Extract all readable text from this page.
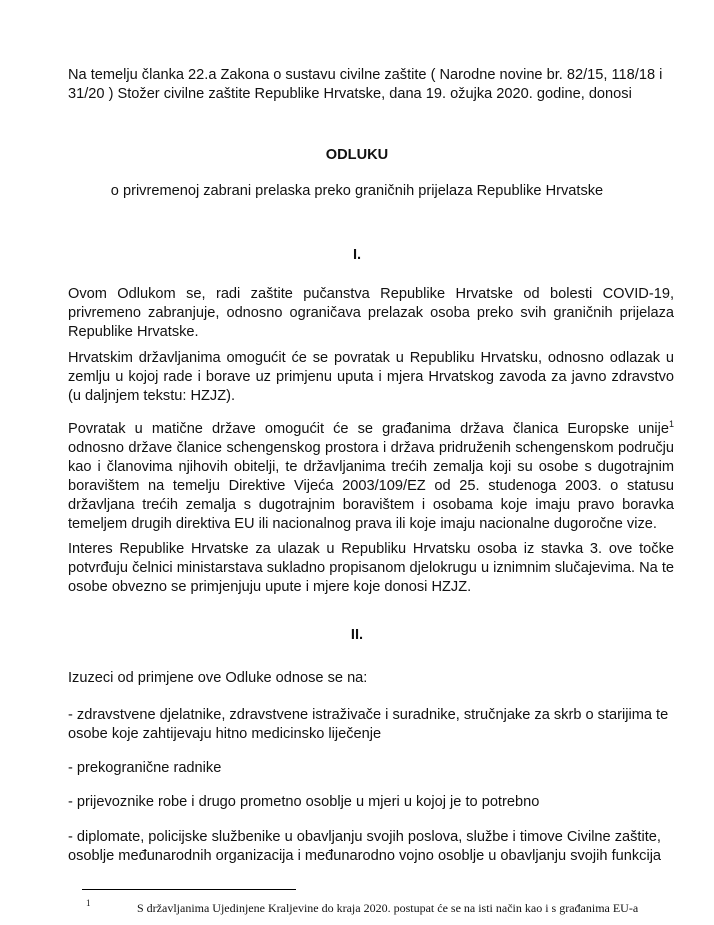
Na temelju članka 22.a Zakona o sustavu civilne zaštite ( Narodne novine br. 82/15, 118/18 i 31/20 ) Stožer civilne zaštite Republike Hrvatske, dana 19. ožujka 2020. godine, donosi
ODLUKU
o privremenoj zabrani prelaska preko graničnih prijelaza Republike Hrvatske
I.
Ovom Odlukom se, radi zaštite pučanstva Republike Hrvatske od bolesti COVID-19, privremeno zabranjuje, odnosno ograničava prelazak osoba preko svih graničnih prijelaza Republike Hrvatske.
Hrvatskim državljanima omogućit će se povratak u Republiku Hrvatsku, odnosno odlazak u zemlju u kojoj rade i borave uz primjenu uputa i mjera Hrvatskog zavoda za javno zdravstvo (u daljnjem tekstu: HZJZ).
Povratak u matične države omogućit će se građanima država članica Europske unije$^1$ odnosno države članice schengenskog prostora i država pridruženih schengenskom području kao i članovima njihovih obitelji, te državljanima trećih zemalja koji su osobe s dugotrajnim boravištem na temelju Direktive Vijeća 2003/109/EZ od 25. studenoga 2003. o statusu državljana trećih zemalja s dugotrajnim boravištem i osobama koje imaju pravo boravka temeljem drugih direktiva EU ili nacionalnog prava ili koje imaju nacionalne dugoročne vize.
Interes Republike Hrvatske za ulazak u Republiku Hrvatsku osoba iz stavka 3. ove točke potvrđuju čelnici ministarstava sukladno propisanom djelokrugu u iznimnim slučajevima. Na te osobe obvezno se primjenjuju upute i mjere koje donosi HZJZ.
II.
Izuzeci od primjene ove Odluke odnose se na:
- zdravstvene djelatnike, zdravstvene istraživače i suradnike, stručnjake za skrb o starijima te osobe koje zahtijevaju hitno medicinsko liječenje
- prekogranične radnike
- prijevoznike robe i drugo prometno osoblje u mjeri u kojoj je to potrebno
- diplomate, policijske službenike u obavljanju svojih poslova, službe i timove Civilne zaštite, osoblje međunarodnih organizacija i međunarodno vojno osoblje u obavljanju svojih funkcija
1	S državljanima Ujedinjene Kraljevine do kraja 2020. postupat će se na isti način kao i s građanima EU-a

------------------------------------

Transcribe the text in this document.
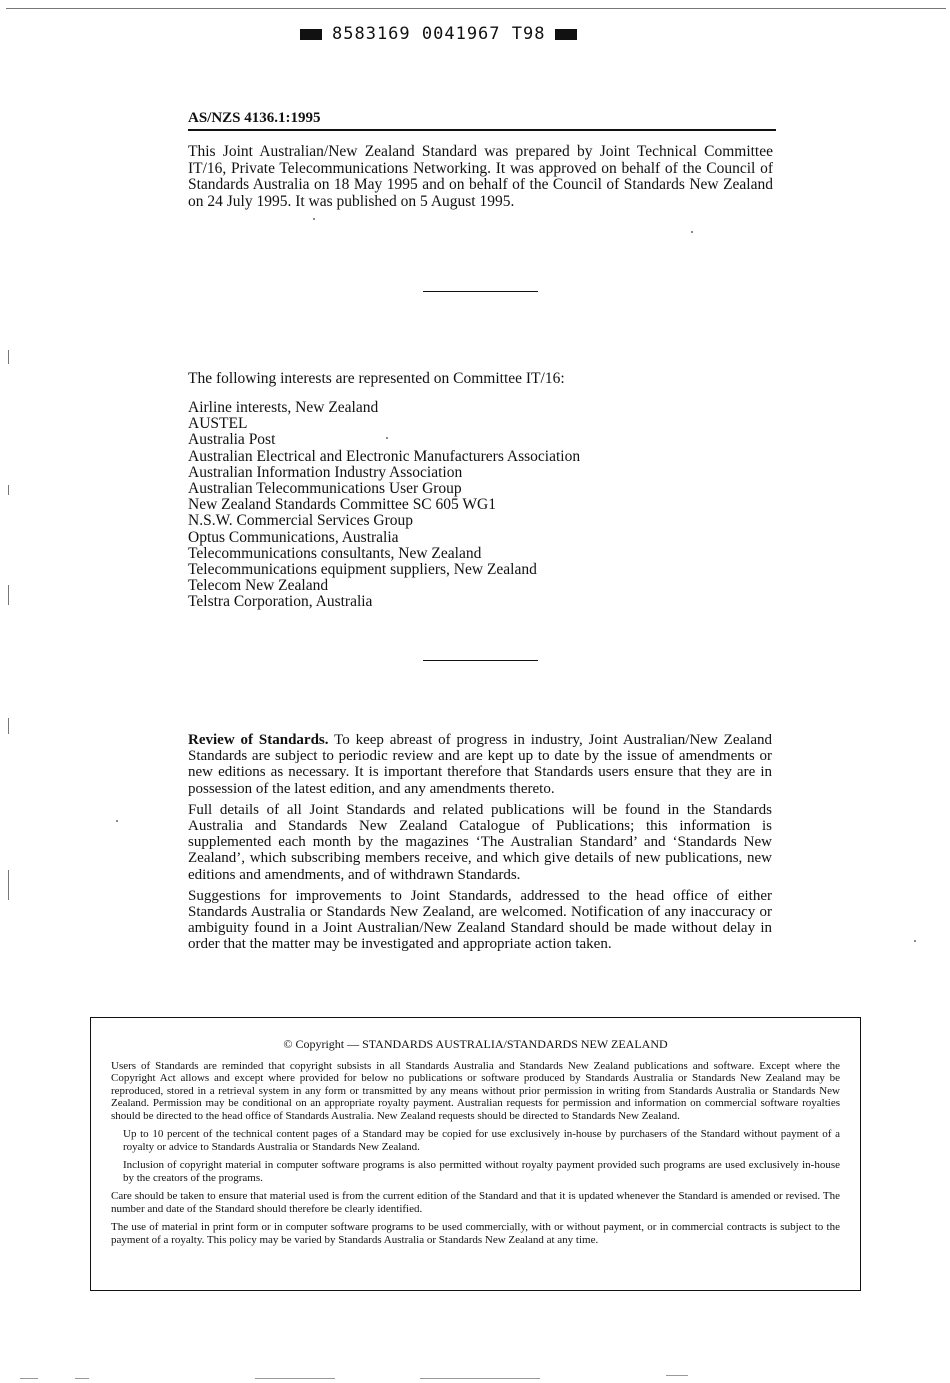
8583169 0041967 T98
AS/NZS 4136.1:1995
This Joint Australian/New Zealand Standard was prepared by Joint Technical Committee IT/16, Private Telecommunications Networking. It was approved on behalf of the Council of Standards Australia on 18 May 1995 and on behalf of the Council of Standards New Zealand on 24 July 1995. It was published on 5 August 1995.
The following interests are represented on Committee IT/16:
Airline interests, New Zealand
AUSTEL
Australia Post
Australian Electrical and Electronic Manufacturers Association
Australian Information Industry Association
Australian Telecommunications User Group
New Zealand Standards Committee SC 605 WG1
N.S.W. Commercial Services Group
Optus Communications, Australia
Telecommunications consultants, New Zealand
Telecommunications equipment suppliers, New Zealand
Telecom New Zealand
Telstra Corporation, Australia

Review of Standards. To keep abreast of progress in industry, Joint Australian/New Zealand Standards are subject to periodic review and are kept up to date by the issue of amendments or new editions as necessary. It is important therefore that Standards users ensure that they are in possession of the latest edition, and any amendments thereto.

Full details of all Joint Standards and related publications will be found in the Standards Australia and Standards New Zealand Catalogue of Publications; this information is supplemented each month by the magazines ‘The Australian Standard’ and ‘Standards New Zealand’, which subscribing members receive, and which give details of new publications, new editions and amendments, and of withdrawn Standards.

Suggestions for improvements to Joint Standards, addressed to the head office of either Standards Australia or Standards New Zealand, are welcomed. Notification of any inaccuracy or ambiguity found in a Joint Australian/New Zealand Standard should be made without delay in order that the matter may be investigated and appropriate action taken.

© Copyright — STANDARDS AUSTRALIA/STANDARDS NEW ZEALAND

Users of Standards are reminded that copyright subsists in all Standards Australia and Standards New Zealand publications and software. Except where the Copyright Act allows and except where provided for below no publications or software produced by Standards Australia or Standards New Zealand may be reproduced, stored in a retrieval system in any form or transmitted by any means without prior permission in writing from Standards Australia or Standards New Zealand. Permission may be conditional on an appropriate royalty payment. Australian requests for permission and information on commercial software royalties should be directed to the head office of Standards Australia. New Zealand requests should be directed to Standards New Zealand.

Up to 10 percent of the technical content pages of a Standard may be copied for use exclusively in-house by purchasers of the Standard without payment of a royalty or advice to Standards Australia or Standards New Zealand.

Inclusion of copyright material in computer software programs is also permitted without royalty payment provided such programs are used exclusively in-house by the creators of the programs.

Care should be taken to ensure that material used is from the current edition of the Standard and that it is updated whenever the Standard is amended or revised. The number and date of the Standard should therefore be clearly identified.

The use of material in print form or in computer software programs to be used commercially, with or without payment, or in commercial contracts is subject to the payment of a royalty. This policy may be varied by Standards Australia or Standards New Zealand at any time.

------------------------------------

Make a list of all lines in the data that contain "date".

> COMPLETE OUTPUT:
Review of Standards. To keep abreast of progress in industry, Joint Australian/New Zealand Standards are subject to periodic review and are kept up to date by the issue of amendments or new editions as necessary. It is important therefore that Standards users ensure that they are in possession of the latest edition, and any amendments thereto.
Care should be taken to ensure that material used is from the current edition of the Standard and that it is updated whenever the Standard is amended or revised. The number and date of the Standard should therefore be clearly identified.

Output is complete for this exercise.